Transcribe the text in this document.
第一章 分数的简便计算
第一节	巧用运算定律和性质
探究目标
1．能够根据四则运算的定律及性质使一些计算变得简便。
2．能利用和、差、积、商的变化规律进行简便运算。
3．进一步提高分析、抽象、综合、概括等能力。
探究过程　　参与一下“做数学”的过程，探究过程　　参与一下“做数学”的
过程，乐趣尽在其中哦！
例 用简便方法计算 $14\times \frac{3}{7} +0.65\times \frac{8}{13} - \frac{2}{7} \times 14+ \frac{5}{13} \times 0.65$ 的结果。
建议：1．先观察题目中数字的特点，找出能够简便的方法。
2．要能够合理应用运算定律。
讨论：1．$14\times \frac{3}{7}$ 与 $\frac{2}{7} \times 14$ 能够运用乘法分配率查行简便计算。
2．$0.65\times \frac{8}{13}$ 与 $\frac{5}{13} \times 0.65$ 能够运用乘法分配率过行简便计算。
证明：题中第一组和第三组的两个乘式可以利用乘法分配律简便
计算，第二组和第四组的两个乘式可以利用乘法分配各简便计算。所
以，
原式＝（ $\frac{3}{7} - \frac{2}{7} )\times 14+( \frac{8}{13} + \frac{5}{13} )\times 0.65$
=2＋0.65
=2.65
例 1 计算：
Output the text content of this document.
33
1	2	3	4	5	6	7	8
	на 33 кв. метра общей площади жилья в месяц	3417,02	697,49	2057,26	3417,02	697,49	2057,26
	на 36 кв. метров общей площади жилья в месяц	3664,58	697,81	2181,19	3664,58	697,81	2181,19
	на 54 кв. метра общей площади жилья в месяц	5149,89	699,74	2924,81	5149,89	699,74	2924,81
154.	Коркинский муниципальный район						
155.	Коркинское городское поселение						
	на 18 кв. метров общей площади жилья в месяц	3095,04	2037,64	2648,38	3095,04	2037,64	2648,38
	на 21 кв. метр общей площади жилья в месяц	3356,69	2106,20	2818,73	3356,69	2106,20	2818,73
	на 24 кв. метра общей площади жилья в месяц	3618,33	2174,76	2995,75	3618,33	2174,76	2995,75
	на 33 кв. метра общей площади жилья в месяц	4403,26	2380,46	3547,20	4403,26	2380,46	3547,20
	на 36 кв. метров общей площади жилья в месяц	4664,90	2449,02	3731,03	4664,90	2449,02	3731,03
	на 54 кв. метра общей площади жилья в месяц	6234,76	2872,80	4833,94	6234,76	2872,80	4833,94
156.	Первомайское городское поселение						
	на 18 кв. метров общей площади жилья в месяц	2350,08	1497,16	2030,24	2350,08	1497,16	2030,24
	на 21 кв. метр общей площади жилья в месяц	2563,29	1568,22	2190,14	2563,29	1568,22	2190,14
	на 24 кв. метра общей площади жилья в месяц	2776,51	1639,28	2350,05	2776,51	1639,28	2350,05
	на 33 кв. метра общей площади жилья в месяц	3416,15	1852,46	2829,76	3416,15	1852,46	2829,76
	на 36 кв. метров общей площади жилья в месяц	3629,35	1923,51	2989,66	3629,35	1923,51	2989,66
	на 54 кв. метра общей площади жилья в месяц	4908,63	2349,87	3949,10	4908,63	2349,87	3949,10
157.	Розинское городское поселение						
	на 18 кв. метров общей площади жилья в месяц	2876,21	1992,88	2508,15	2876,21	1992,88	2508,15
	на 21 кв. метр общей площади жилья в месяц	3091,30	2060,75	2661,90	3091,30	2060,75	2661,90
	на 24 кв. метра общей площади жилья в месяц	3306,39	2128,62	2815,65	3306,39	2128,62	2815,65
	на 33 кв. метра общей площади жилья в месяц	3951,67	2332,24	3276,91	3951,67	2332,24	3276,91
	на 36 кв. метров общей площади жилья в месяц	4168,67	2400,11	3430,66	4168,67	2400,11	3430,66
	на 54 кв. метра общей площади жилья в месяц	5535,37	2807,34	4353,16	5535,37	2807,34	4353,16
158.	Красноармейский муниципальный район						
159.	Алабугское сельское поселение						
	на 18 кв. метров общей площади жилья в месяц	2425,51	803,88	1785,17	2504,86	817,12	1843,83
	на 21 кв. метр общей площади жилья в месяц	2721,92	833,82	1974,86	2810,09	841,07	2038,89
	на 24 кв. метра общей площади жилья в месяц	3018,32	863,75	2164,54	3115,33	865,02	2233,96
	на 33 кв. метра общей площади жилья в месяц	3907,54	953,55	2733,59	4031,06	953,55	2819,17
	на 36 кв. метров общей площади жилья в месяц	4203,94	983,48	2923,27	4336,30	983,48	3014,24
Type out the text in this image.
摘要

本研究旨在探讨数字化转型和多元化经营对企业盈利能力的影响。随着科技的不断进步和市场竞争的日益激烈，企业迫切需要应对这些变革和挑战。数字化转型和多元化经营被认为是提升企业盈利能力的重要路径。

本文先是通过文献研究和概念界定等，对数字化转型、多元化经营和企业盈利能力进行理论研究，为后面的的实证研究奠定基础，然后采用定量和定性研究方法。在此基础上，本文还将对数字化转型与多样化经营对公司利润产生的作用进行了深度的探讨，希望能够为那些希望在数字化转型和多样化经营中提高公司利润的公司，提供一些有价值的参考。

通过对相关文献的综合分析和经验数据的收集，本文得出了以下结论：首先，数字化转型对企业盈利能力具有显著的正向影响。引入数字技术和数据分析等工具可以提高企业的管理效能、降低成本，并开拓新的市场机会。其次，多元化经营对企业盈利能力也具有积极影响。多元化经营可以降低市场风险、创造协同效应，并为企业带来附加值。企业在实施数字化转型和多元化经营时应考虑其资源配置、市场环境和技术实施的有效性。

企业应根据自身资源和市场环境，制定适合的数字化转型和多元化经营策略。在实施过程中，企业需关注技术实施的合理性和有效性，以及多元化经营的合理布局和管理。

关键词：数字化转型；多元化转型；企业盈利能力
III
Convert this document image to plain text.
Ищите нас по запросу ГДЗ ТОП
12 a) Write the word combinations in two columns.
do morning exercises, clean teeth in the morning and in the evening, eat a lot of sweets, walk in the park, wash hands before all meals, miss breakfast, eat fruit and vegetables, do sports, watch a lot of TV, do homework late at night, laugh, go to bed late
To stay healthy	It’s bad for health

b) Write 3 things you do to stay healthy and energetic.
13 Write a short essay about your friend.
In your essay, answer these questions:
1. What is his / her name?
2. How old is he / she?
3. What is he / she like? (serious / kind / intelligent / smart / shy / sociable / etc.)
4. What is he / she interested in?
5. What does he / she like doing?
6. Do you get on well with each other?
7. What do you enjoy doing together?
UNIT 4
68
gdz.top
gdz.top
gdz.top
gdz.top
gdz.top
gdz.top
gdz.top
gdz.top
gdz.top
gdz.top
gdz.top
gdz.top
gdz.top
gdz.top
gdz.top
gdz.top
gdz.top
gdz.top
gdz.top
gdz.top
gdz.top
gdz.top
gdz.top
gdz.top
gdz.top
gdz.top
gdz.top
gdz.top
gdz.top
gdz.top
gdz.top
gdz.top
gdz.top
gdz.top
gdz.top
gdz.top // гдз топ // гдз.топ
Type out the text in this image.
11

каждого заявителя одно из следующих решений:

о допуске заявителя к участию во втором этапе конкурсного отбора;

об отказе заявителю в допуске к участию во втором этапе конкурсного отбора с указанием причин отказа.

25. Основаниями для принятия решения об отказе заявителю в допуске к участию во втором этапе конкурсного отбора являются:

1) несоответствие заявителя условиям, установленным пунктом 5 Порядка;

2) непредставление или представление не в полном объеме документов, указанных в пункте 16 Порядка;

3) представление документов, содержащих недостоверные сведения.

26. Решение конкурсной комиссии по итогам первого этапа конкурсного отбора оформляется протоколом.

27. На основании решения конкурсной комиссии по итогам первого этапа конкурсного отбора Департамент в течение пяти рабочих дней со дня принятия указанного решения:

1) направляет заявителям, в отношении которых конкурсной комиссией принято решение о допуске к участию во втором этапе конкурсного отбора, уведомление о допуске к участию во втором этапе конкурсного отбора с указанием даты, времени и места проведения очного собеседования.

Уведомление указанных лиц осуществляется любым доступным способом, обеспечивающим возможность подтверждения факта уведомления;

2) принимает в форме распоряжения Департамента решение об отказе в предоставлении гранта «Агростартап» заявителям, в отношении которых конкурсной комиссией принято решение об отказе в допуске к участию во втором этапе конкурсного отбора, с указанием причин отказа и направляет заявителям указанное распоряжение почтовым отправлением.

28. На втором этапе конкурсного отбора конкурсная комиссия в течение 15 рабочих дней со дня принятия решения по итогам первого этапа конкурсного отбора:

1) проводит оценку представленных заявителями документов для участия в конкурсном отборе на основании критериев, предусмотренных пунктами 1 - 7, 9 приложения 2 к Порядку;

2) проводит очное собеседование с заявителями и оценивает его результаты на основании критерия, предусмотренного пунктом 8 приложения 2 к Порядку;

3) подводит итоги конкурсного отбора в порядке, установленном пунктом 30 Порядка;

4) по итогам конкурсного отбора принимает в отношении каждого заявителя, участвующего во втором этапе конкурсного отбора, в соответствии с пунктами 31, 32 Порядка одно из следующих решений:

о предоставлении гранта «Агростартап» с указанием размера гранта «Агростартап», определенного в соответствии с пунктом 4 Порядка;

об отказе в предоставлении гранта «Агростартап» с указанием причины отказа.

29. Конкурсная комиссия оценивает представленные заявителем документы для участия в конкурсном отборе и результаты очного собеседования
◆ ◆ ◆
WHAT YOU NEED TO DO:
Extract all lines that hold the word "комиссией".

ANSWER TO THIS PROBLEM:
1) направляет заявителям, в отношении которых конкурсной комиссией принято решение о допуске к участию во втором этапе конкурсного отбора, уведомление о допуске к участию во втором этапе конкурсного отбора с указанием даты, времени и места проведения очного собеседования.
2) принимает в форме распоряжения Департамента решение об отказе в предоставлении гранта «Агростартап» заявителям, в отношении которых конкурсной комиссией принято решение об отказе в допуске к участию во втором этапе конкурсного отбора, с указанием причин отказа и направляет заявителям указанное распоряжение почтовым отправлением.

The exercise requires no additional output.